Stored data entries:
**********
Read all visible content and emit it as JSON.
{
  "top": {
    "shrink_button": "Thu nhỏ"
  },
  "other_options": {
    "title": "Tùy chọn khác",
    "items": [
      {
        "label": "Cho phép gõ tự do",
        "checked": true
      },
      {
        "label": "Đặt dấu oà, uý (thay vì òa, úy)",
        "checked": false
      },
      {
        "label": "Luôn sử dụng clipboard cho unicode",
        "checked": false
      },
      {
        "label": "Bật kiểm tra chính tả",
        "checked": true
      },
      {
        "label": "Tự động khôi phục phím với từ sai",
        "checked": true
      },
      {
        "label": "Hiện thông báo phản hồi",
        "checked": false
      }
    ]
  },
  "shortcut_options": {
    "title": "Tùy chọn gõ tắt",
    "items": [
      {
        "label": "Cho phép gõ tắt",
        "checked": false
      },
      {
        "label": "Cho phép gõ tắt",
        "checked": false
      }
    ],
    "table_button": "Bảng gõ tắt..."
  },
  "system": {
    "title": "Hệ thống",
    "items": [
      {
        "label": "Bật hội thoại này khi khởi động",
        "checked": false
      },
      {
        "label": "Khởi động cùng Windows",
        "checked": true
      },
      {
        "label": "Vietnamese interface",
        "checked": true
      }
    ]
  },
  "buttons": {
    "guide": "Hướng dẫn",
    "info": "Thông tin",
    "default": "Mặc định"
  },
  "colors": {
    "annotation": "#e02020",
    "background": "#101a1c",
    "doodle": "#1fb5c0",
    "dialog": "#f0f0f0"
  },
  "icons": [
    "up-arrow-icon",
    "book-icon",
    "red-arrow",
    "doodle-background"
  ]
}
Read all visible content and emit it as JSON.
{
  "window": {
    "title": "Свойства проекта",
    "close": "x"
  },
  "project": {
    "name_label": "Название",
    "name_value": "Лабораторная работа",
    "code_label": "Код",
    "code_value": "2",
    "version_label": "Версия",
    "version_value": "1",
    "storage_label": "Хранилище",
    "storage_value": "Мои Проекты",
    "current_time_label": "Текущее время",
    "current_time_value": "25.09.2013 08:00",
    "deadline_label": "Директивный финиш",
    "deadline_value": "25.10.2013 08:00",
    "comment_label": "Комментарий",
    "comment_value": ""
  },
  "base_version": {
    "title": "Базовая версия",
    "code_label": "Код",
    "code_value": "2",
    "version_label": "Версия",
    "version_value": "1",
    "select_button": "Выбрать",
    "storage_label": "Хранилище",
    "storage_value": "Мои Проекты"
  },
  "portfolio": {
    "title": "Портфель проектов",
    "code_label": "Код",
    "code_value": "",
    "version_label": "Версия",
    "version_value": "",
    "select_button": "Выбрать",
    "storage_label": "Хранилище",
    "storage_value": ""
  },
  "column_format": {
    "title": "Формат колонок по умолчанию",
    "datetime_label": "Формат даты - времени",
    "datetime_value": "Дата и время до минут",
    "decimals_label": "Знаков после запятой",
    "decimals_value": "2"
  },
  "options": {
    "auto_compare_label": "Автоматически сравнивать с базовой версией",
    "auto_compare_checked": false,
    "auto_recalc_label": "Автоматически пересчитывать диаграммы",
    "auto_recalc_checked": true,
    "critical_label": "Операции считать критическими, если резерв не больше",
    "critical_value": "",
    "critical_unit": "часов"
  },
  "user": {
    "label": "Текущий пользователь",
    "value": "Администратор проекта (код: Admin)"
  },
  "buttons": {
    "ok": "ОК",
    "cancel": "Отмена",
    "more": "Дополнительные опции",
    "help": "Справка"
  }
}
**********
### [EXERCISE]
Collect from the data above every line that includes "background".

### [ANSWER TO THE PROBLEM]
    "background": "#101a1c",
    "doodle-background"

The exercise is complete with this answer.